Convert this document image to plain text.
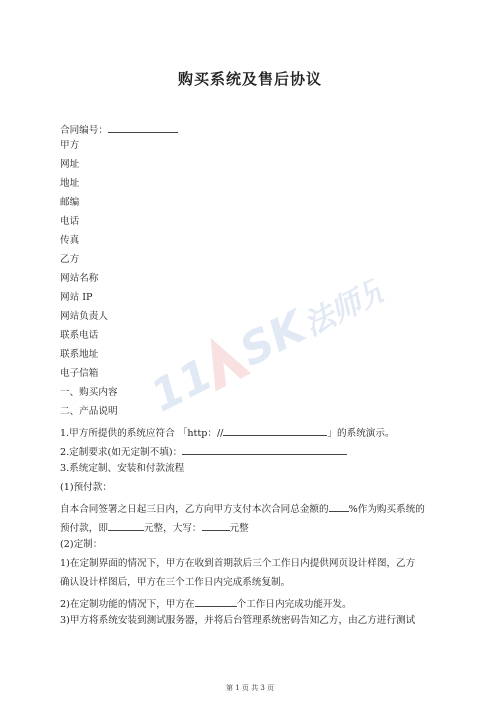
购买系统及售后协议
合同编号：
甲方
网址
地址
邮编
电话
传真
乙方
网站名称
网站 IP
网站负责人
联系电话
联系地址
电子信箱
一、购买内容
二、产品说明
1.甲方所提供的系统应符合 「http：//	」的系统演示。
2.定制要求(如无定制不填)：
3.系统定制、安装和付款流程
(1)预付款：
自本合同签署之日起三日内，乙方向甲方支付本次合同总金额的 %作为购买系统的
预付款，即	元整，大写：	元整
(2)定制：
1)在定制界面的情况下，甲方在收到首期款后三个工作日内提供网页设计样图，乙方
确认设计样图后，甲方在三个工作日内完成系统复制。
2)在定制功能的情况下，甲方在	个工作日内完成功能开发。
3)甲方将系统安装到测试服务器，并将后台管理系统密码告知乙方，由乙方进行测试
第 1 页 共 3 页
11
SK
法师兄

■ To do
What comes back should match the records exactly, minus any pictures.

■ Full output
Convert this document image to plain text.
购买系统及售后协议
合同编号：
甲方
网址
地址
邮编
电话
传真
乙方
网站名称
网站 IP
网站负责人
联系电话
联系地址
电子信箱
一、购买内容
二、产品说明
1.甲方所提供的系统应符合 「http：//	」的系统演示。
2.定制要求(如无定制不填)：
3.系统定制、安装和付款流程
(1)预付款：
自本合同签署之日起三日内，乙方向甲方支付本次合同总金额的 %作为购买系统的
预付款，即	元整，大写：	元整
(2)定制：
1)在定制界面的情况下，甲方在收到首期款后三个工作日内提供网页设计样图，乙方
确认设计样图后，甲方在三个工作日内完成系统复制。
2)在定制功能的情况下，甲方在	个工作日内完成功能开发。
3)甲方将系统安装到测试服务器，并将后台管理系统密码告知乙方，由乙方进行测试
第 1 页 共 3 页
11
SK
法师兄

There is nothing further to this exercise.